> [Objective]
Your task is to extract every entry that follows word for word while excluding the pictures.

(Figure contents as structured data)

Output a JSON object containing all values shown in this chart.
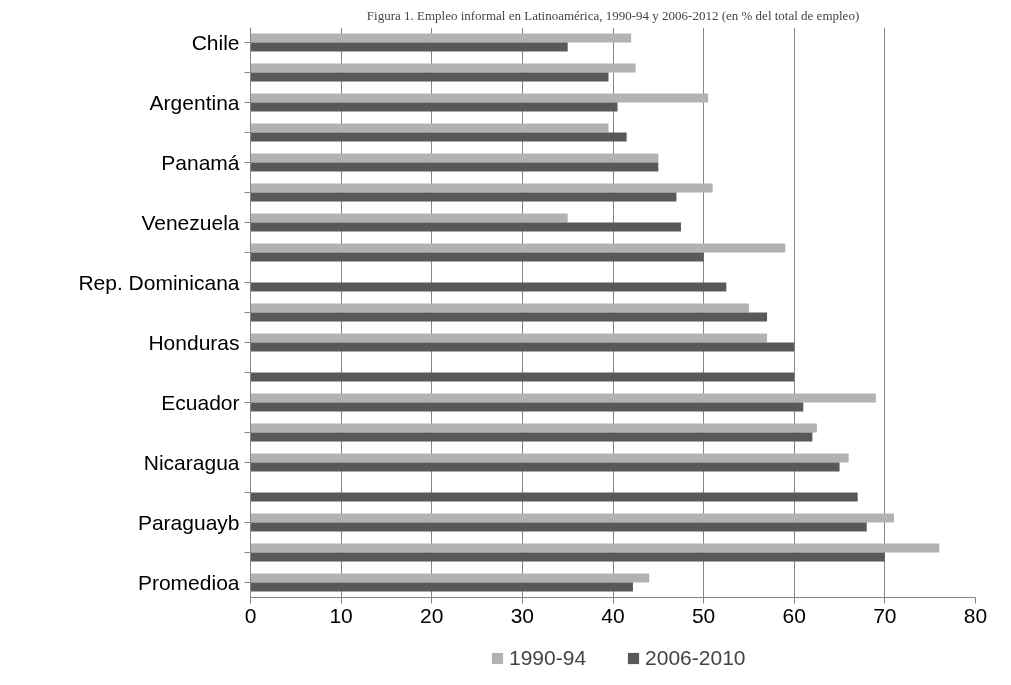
{
  "chart_data": {
    "type": "bar",
    "orientation": "horizontal",
    "title": "Figura 1. Empleo informal en Latinoamérica, 1990-94 y 2006-2012 (en % del total de empleo)",
    "categories": [
      "Chile",
      null,
      "Argentina",
      null,
      "Panamá",
      null,
      "Venezuela",
      null,
      "Rep. Dominicana",
      null,
      "Honduras",
      null,
      "Ecuador",
      null,
      "Nicaragua",
      null,
      "Paraguayb",
      null,
      "Promedioa"
    ],
    "series": [
      {
        "name": "1990-94",
        "color": "#b2b2b2",
        "values": [
          42,
          42.5,
          50.5,
          39.5,
          45,
          51,
          35,
          59,
          null,
          55,
          57,
          null,
          69,
          62.5,
          66,
          null,
          71,
          76,
          44
        ]
      },
      {
        "name": "2006-2010",
        "color": "#595959",
        "values": [
          35,
          39.5,
          40.5,
          41.5,
          45,
          47,
          47.5,
          50,
          52.5,
          57,
          60,
          60,
          61,
          62,
          65,
          67,
          68,
          70,
          42.2
        ]
      }
    ],
    "xlim": [
      0,
      80
    ],
    "xticks": [
      0,
      10,
      20,
      30,
      40,
      50,
      60,
      70,
      80
    ],
    "grid": "x",
    "legend": "bottom"
  }
}
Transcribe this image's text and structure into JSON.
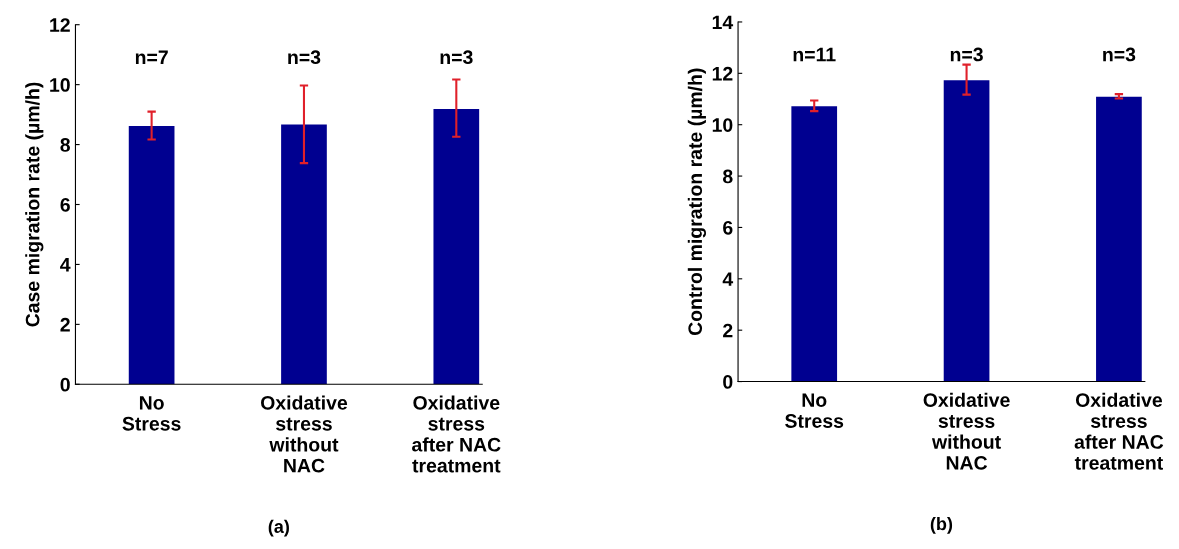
{
  "chart_data": [
    {
      "type": "bar",
      "ylabel": "Case migration rate (µm/h)",
      "categories": [
        "No\nStress",
        "Oxidative\nstress\nwithout\nNAC",
        "Oxidative\nstress\nafter NAC\ntreatment"
      ],
      "values": [
        8.62,
        8.67,
        9.19
      ],
      "errors": [
        [
          8.17,
          9.1
        ],
        [
          7.38,
          9.97
        ],
        [
          8.26,
          10.17
        ]
      ],
      "color": "#000090",
      "ylim": [
        0,
        12
      ],
      "yticks": [
        0,
        2,
        4,
        6,
        8,
        10,
        12
      ],
      "grid": false,
      "annotations": [
        "n=7",
        "n=3",
        "n=3",
        "(a)"
      ]
    },
    {
      "type": "bar",
      "ylabel": "Control migration rate (µm/h)",
      "categories": [
        "No\nStress",
        "Oxidative\nstress\nwithout\nNAC",
        "Oxidative\nstress\nafter NAC\ntreatment"
      ],
      "values": [
        10.72,
        11.73,
        11.09
      ],
      "errors": [
        [
          10.53,
          10.94
        ],
        [
          11.17,
          12.34
        ],
        [
          11.02,
          11.19
        ]
      ],
      "color": "#000090",
      "ylim": [
        0,
        14
      ],
      "yticks": [
        0,
        2,
        4,
        6,
        8,
        10,
        12,
        14
      ],
      "grid": false,
      "annotations": [
        "n=11",
        "n=3",
        "n=3",
        "(b)"
      ]
    }
  ]
}
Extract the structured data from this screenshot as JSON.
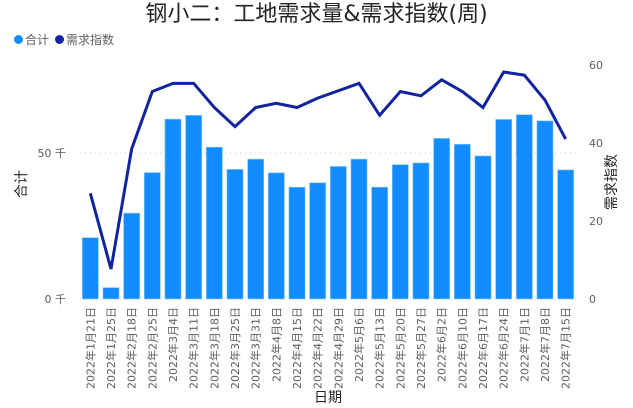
{
  "title": "钢小二：工地需求量&需求指数(周)",
  "legend": [
    {
      "label": "合计",
      "color": "#118DFF"
    },
    {
      "label": "需求指数",
      "color": "#12239E"
    }
  ],
  "axes": {
    "y_left_title": "合计",
    "y_right_title": "需求指数",
    "x_title": "日期",
    "y_left_ticks": [
      "0 千",
      "50 千"
    ],
    "y_right_ticks": [
      "0",
      "20",
      "40",
      "60"
    ]
  },
  "chart_data": {
    "type": "bar+line",
    "title": "钢小二：工地需求量&需求指数(周)",
    "xlabel": "日期",
    "ylabel": "合计",
    "y2label": "需求指数",
    "ylim": [
      0,
      100
    ],
    "y2lim": [
      0,
      60
    ],
    "grid": "dotted horizontal at 50千",
    "legend_position": "top-left",
    "categories": [
      "2022年1月21日",
      "2022年1月25日",
      "2022年2月18日",
      "2022年2月25日",
      "2022年3月4日",
      "2022年3月11日",
      "2022年3月18日",
      "2022年3月25日",
      "2022年3月31日",
      "2022年4月8日",
      "2022年4月15日",
      "2022年4月22日",
      "2022年4月29日",
      "2022年5月6日",
      "2022年5月13日",
      "2022年5月20日",
      "2022年5月27日",
      "2022年6月2日",
      "2022年6月10日",
      "2022年6月17日",
      "2022年6月24日",
      "2022年7月1日",
      "2022年7月8日",
      "2022年7月15日"
    ],
    "series": [
      {
        "name": "合计",
        "type": "bar",
        "axis": "left",
        "unit": "千",
        "color": "#118DFF",
        "values": [
          21.0,
          3.9,
          29.4,
          43.3,
          61.6,
          62.9,
          52.0,
          44.4,
          47.9,
          43.2,
          38.3,
          39.8,
          45.4,
          47.9,
          38.3,
          46.0,
          46.6,
          55.0,
          53.0,
          49.0,
          61.5,
          63.1,
          61.0,
          44.2
        ]
      },
      {
        "name": "需求指数",
        "type": "line",
        "axis": "right",
        "color": "#12239E",
        "values": [
          27.1,
          7.7,
          38.5,
          53.2,
          55.3,
          55.3,
          49.1,
          44.2,
          49.1,
          50.2,
          49.1,
          51.5,
          53.4,
          55.3,
          47.1,
          53.2,
          52.1,
          56.2,
          53.2,
          49.1,
          58.2,
          57.4,
          51.0,
          41.0
        ]
      }
    ]
  }
}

> [The output]
Output a JSON object containing all values shown in this chart.
{
  "chart_data": {
    "type": "bar",
    "orientation": "horizontal",
    "title": "Figura 1. Empleo informal en Latinoamérica, 1990-94 y 2006-2012 (en % del total de empleo)",
    "categories": [
      "Chile",
      null,
      "Argentina",
      null,
      "Panamá",
      null,
      "Venezuela",
      null,
      "Rep. Dominicana",
      null,
      "Honduras",
      null,
      "Ecuador",
      null,
      "Nicaragua",
      null,
      "Paraguayb",
      null,
      "Promedioa"
    ],
    "series": [
      {
        "name": "1990-94",
        "color": "#b2b2b2",
        "values": [
          42,
          42.5,
          50.5,
          39.5,
          45,
          51,
          35,
          59,
          null,
          55,
          57,
          null,
          69,
          62.5,
          66,
          null,
          71,
          76,
          44
        ]
      },
      {
        "name": "2006-2010",
        "color": "#595959",
        "values": [
          35,
          39.5,
          40.5,
          41.5,
          45,
          47,
          47.5,
          50,
          52.5,
          57,
          60,
          60,
          61,
          62,
          65,
          67,
          68,
          70,
          42.2
        ]
      }
    ],
    "xlim": [
      0,
      80
    ],
    "xticks": [
      0,
      10,
      20,
      30,
      40,
      50,
      60,
      70,
      80
    ],
    "grid": "x",
    "legend": "bottom"
  }
}
Transcribe this image's text and structure into JSON.
{
  "chart_data": [
    {
      "type": "bar",
      "ylabel": "Case migration rate (µm/h)",
      "categories": [
        "No\nStress",
        "Oxidative\nstress\nwithout\nNAC",
        "Oxidative\nstress\nafter NAC\ntreatment"
      ],
      "values": [
        8.62,
        8.67,
        9.19
      ],
      "errors": [
        [
          8.17,
          9.1
        ],
        [
          7.38,
          9.97
        ],
        [
          8.26,
          10.17
        ]
      ],
      "color": "#000090",
      "ylim": [
        0,
        12
      ],
      "yticks": [
        0,
        2,
        4,
        6,
        8,
        10,
        12
      ],
      "grid": false,
      "annotations": [
        "n=7",
        "n=3",
        "n=3",
        "(a)"
      ]
    },
    {
      "type": "bar",
      "ylabel": "Control migration rate (µm/h)",
      "categories": [
        "No\nStress",
        "Oxidative\nstress\nwithout\nNAC",
        "Oxidative\nstress\nafter NAC\ntreatment"
      ],
      "values": [
        10.72,
        11.73,
        11.09
      ],
      "errors": [
        [
          10.53,
          10.94
        ],
        [
          11.17,
          12.34
        ],
        [
          11.02,
          11.19
        ]
      ],
      "color": "#000090",
      "ylim": [
        0,
        14
      ],
      "yticks": [
        0,
        2,
        4,
        6,
        8,
        10,
        12,
        14
      ],
      "grid": false,
      "annotations": [
        "n=11",
        "n=3",
        "n=3",
        "(b)"
      ]
    }
  ]
}
Extract the structured data from this screenshot as JSON.
{
  "title": "钢小二：工地需求量&需求指数(周)",
  "legend": [
    {
      "label": "合计",
      "color": "#118DFF"
    },
    {
      "label": "需求指数",
      "color": "#12239E"
    }
  ],
  "axes": {
    "y_left_title": "合计",
    "y_right_title": "需求指数",
    "x_title": "日期",
    "y_left_ticks": [
      "0 千",
      "50 千"
    ],
    "y_right_ticks": [
      "0",
      "20",
      "40",
      "60"
    ]
  },
  "chart_data": {
    "type": "bar+line",
    "title": "钢小二：工地需求量&需求指数(周)",
    "xlabel": "日期",
    "ylabel": "合计",
    "y2label": "需求指数",
    "ylim": [
      0,
      100
    ],
    "y2lim": [
      0,
      60
    ],
    "grid": "dotted horizontal at 50千",
    "legend_position": "top-left",
    "categories": [
      "2022年1月21日",
      "2022年1月25日",
      "2022年2月18日",
      "2022年2月25日",
      "2022年3月4日",
      "2022年3月11日",
      "2022年3月18日",
      "2022年3月25日",
      "2022年3月31日",
      "2022年4月8日",
      "2022年4月15日",
      "2022年4月22日",
      "2022年4月29日",
      "2022年5月6日",
      "2022年5月13日",
      "2022年5月20日",
      "2022年5月27日",
      "2022年6月2日",
      "2022年6月10日",
      "2022年6月17日",
      "2022年6月24日",
      "2022年7月1日",
      "2022年7月8日",
      "2022年7月15日"
    ],
    "series": [
      {
        "name": "合计",
        "type": "bar",
        "axis": "left",
        "unit": "千",
        "color": "#118DFF",
        "values": [
          21.0,
          3.9,
          29.4,
          43.3,
          61.6,
          62.9,
          52.0,
          44.4,
          47.9,
          43.2,
          38.3,
          39.8,
          45.4,
          47.9,
          38.3,
          46.0,
          46.6,
          55.0,
          53.0,
          49.0,
          61.5,
          63.1,
          61.0,
          44.2
        ]
      },
      {
        "name": "需求指数",
        "type": "line",
        "axis": "right",
        "color": "#12239E",
        "values": [
          27.1,
          7.7,
          38.5,
          53.2,
          55.3,
          55.3,
          49.1,
          44.2,
          49.1,
          50.2,
          49.1,
          51.5,
          53.4,
          55.3,
          47.1,
          53.2,
          52.1,
          56.2,
          53.2,
          49.1,
          58.2,
          57.4,
          51.0,
          41.0
        ]
      }
    ]
  }
}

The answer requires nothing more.